#### [Requirement]
Your task is to output the entries below word for word.

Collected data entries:
=====

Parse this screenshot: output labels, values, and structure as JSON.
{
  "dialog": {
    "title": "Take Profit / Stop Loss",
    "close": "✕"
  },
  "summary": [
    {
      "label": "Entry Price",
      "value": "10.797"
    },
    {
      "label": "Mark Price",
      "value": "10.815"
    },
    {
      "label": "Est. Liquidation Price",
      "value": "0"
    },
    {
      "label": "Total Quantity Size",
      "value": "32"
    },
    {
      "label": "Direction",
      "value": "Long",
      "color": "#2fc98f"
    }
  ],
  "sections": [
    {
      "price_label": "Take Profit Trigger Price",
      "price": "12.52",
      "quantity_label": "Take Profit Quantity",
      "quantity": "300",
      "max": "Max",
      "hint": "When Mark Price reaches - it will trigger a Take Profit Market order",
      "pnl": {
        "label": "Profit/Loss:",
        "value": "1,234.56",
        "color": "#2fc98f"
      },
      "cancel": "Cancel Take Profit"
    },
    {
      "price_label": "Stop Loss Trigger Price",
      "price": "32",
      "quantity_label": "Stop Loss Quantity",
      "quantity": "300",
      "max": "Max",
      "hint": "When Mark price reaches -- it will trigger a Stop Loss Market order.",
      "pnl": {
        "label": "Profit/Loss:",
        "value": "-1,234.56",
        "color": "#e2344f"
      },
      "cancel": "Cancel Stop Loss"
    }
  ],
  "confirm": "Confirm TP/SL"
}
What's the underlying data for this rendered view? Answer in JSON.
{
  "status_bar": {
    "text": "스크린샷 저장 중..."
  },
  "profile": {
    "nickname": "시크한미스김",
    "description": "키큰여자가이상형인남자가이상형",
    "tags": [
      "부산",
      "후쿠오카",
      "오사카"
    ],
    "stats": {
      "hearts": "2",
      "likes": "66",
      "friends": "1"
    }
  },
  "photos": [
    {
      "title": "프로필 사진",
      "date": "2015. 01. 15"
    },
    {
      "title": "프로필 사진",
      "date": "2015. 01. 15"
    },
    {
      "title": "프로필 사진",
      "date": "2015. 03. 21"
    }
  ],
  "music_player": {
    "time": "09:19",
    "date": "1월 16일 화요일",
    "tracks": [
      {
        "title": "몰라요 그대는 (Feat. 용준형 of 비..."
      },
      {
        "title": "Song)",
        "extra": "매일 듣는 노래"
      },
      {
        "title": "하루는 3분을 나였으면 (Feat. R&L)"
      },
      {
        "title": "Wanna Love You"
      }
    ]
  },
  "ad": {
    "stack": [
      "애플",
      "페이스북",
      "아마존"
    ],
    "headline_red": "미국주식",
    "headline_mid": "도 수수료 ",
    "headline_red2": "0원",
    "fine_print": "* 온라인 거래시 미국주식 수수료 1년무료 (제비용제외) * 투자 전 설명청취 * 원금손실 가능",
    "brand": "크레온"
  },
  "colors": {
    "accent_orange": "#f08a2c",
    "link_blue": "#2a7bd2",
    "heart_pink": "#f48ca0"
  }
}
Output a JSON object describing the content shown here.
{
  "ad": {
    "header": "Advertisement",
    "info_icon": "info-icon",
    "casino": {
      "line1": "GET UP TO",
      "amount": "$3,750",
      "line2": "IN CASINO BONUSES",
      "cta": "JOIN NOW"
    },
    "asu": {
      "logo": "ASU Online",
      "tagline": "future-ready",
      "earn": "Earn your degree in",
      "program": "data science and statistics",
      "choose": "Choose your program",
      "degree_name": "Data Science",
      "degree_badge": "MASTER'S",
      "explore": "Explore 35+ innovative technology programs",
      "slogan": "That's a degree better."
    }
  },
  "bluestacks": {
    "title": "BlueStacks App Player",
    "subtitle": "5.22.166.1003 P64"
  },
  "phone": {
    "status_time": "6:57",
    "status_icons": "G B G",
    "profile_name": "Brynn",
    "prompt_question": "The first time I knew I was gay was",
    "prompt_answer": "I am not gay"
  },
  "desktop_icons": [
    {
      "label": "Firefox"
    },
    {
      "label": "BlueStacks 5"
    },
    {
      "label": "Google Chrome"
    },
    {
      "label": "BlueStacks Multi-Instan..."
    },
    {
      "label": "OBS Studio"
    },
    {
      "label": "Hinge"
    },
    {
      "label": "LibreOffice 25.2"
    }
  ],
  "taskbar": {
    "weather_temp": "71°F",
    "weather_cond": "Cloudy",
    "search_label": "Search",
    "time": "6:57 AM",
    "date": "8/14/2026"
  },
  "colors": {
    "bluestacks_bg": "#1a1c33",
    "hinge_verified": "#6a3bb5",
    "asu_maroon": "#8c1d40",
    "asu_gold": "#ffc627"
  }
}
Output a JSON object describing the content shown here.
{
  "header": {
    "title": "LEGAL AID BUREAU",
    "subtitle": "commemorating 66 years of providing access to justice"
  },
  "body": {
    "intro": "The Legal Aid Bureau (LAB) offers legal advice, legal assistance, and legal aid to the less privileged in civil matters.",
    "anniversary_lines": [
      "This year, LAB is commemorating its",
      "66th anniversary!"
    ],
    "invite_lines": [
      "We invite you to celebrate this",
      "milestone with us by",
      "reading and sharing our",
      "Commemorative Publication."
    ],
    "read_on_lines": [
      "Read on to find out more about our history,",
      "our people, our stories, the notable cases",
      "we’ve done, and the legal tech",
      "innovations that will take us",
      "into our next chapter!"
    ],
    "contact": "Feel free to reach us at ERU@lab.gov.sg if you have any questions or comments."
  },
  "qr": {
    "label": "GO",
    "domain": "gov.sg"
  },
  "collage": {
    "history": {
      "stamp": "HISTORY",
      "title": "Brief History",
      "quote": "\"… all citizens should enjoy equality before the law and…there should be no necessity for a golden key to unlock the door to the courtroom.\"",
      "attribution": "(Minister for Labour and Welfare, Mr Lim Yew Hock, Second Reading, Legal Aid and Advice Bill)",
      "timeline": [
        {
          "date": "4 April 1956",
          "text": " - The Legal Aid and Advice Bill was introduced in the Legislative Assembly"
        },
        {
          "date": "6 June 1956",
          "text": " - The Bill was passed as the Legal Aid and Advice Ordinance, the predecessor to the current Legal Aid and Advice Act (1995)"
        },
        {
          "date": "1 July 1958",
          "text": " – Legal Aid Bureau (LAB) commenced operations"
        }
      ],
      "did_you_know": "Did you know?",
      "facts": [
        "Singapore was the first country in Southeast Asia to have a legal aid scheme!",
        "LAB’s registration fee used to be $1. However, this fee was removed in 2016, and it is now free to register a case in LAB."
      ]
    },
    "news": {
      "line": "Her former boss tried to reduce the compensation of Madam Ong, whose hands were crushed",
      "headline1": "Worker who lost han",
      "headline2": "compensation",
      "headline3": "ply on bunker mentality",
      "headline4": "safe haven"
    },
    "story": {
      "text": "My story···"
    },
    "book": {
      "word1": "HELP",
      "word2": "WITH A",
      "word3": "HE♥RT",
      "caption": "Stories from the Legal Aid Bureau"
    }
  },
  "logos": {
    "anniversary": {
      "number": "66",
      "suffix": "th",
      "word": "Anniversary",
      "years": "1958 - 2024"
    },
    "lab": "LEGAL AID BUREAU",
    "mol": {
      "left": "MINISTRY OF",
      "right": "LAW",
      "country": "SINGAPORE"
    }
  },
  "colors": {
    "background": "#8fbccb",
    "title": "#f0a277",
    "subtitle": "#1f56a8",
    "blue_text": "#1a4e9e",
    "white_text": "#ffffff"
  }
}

=====

#### [Task result]
Parse this screenshot: output labels, values, and structure as JSON.
{
  "dialog": {
    "title": "Take Profit / Stop Loss",
    "close": "✕"
  },
  "summary": [
    {
      "label": "Entry Price",
      "value": "10.797"
    },
    {
      "label": "Mark Price",
      "value": "10.815"
    },
    {
      "label": "Est. Liquidation Price",
      "value": "0"
    },
    {
      "label": "Total Quantity Size",
      "value": "32"
    },
    {
      "label": "Direction",
      "value": "Long",
      "color": "#2fc98f"
    }
  ],
  "sections": [
    {
      "price_label": "Take Profit Trigger Price",
      "price": "12.52",
      "quantity_label": "Take Profit Quantity",
      "quantity": "300",
      "max": "Max",
      "hint": "When Mark Price reaches - it will trigger a Take Profit Market order",
      "pnl": {
        "label": "Profit/Loss:",
        "value": "1,234.56",
        "color": "#2fc98f"
      },
      "cancel": "Cancel Take Profit"
    },
    {
      "price_label": "Stop Loss Trigger Price",
      "price": "32",
      "quantity_label": "Stop Loss Quantity",
      "quantity": "300",
      "max": "Max",
      "hint": "When Mark price reaches -- it will trigger a Stop Loss Market order.",
      "pnl": {
        "label": "Profit/Loss:",
        "value": "-1,234.56",
        "color": "#e2344f"
      },
      "cancel": "Cancel Stop Loss"
    }
  ],
  "confirm": "Confirm TP/SL"
}
What's the underlying data for this rendered view? Answer in JSON.
{
  "status_bar": {
    "text": "스크린샷 저장 중..."
  },
  "profile": {
    "nickname": "시크한미스김",
    "description": "키큰여자가이상형인남자가이상형",
    "tags": [
      "부산",
      "후쿠오카",
      "오사카"
    ],
    "stats": {
      "hearts": "2",
      "likes": "66",
      "friends": "1"
    }
  },
  "photos": [
    {
      "title": "프로필 사진",
      "date": "2015. 01. 15"
    },
    {
      "title": "프로필 사진",
      "date": "2015. 01. 15"
    },
    {
      "title": "프로필 사진",
      "date": "2015. 03. 21"
    }
  ],
  "music_player": {
    "time": "09:19",
    "date": "1월 16일 화요일",
    "tracks": [
      {
        "title": "몰라요 그대는 (Feat. 용준형 of 비..."
      },
      {
        "title": "Song)",
        "extra": "매일 듣는 노래"
      },
      {
        "title": "하루는 3분을 나였으면 (Feat. R&L)"
      },
      {
        "title": "Wanna Love You"
      }
    ]
  },
  "ad": {
    "stack": [
      "애플",
      "페이스북",
      "아마존"
    ],
    "headline_red": "미국주식",
    "headline_mid": "도 수수료 ",
    "headline_red2": "0원",
    "fine_print": "* 온라인 거래시 미국주식 수수료 1년무료 (제비용제외) * 투자 전 설명청취 * 원금손실 가능",
    "brand": "크레온"
  },
  "colors": {
    "accent_orange": "#f08a2c",
    "link_blue": "#2a7bd2",
    "heart_pink": "#f48ca0"
  }
}
Output a JSON object describing the content shown here.
{
  "ad": {
    "header": "Advertisement",
    "info_icon": "info-icon",
    "casino": {
      "line1": "GET UP TO",
      "amount": "$3,750",
      "line2": "IN CASINO BONUSES",
      "cta": "JOIN NOW"
    },
    "asu": {
      "logo": "ASU Online",
      "tagline": "future-ready",
      "earn": "Earn your degree in",
      "program": "data science and statistics",
      "choose": "Choose your program",
      "degree_name": "Data Science",
      "degree_badge": "MASTER'S",
      "explore": "Explore 35+ innovative technology programs",
      "slogan": "That's a degree better."
    }
  },
  "bluestacks": {
    "title": "BlueStacks App Player",
    "subtitle": "5.22.166.1003 P64"
  },
  "phone": {
    "status_time": "6:57",
    "status_icons": "G B G",
    "profile_name": "Brynn",
    "prompt_question": "The first time I knew I was gay was",
    "prompt_answer": "I am not gay"
  },
  "desktop_icons": [
    {
      "label": "Firefox"
    },
    {
      "label": "BlueStacks 5"
    },
    {
      "label": "Google Chrome"
    },
    {
      "label": "BlueStacks Multi-Instan..."
    },
    {
      "label": "OBS Studio"
    },
    {
      "label": "Hinge"
    },
    {
      "label": "LibreOffice 25.2"
    }
  ],
  "taskbar": {
    "weather_temp": "71°F",
    "weather_cond": "Cloudy",
    "search_label": "Search",
    "time": "6:57 AM",
    "date": "8/14/2026"
  },
  "colors": {
    "bluestacks_bg": "#1a1c33",
    "hinge_verified": "#6a3bb5",
    "asu_maroon": "#8c1d40",
    "asu_gold": "#ffc627"
  }
}
Output a JSON object describing the content shown here.
{
  "header": {
    "title": "LEGAL AID BUREAU",
    "subtitle": "commemorating 66 years of providing access to justice"
  },
  "body": {
    "intro": "The Legal Aid Bureau (LAB) offers legal advice, legal assistance, and legal aid to the less privileged in civil matters.",
    "anniversary_lines": [
      "This year, LAB is commemorating its",
      "66th anniversary!"
    ],
    "invite_lines": [
      "We invite you to celebrate this",
      "milestone with us by",
      "reading and sharing our",
      "Commemorative Publication."
    ],
    "read_on_lines": [
      "Read on to find out more about our history,",
      "our people, our stories, the notable cases",
      "we’ve done, and the legal tech",
      "innovations that will take us",
      "into our next chapter!"
    ],
    "contact": "Feel free to reach us at ERU@lab.gov.sg if you have any questions or comments."
  },
  "qr": {
    "label": "GO",
    "domain": "gov.sg"
  },
  "collage": {
    "history": {
      "stamp": "HISTORY",
      "title": "Brief History",
      "quote": "\"… all citizens should enjoy equality before the law and…there should be no necessity for a golden key to unlock the door to the courtroom.\"",
      "attribution": "(Minister for Labour and Welfare, Mr Lim Yew Hock, Second Reading, Legal Aid and Advice Bill)",
      "timeline": [
        {
          "date": "4 April 1956",
          "text": " - The Legal Aid and Advice Bill was introduced in the Legislative Assembly"
        },
        {
          "date": "6 June 1956",
          "text": " - The Bill was passed as the Legal Aid and Advice Ordinance, the predecessor to the current Legal Aid and Advice Act (1995)"
        },
        {
          "date": "1 July 1958",
          "text": " – Legal Aid Bureau (LAB) commenced operations"
        }
      ],
      "did_you_know": "Did you know?",
      "facts": [
        "Singapore was the first country in Southeast Asia to have a legal aid scheme!",
        "LAB’s registration fee used to be $1. However, this fee was removed in 2016, and it is now free to register a case in LAB."
      ]
    },
    "news": {
      "line": "Her former boss tried to reduce the compensation of Madam Ong, whose hands were crushed",
      "headline1": "Worker who lost han",
      "headline2": "compensation",
      "headline3": "ply on bunker mentality",
      "headline4": "safe haven"
    },
    "story": {
      "text": "My story···"
    },
    "book": {
      "word1": "HELP",
      "word2": "WITH A",
      "word3": "HE♥RT",
      "caption": "Stories from the Legal Aid Bureau"
    }
  },
  "logos": {
    "anniversary": {
      "number": "66",
      "suffix": "th",
      "word": "Anniversary",
      "years": "1958 - 2024"
    },
    "lab": "LEGAL AID BUREAU",
    "mol": {
      "left": "MINISTRY OF",
      "right": "LAW",
      "country": "SINGAPORE"
    }
  },
  "colors": {
    "background": "#8fbccb",
    "title": "#f0a277",
    "subtitle": "#1f56a8",
    "blue_text": "#1a4e9e",
    "white_text": "#ffffff"
  }
}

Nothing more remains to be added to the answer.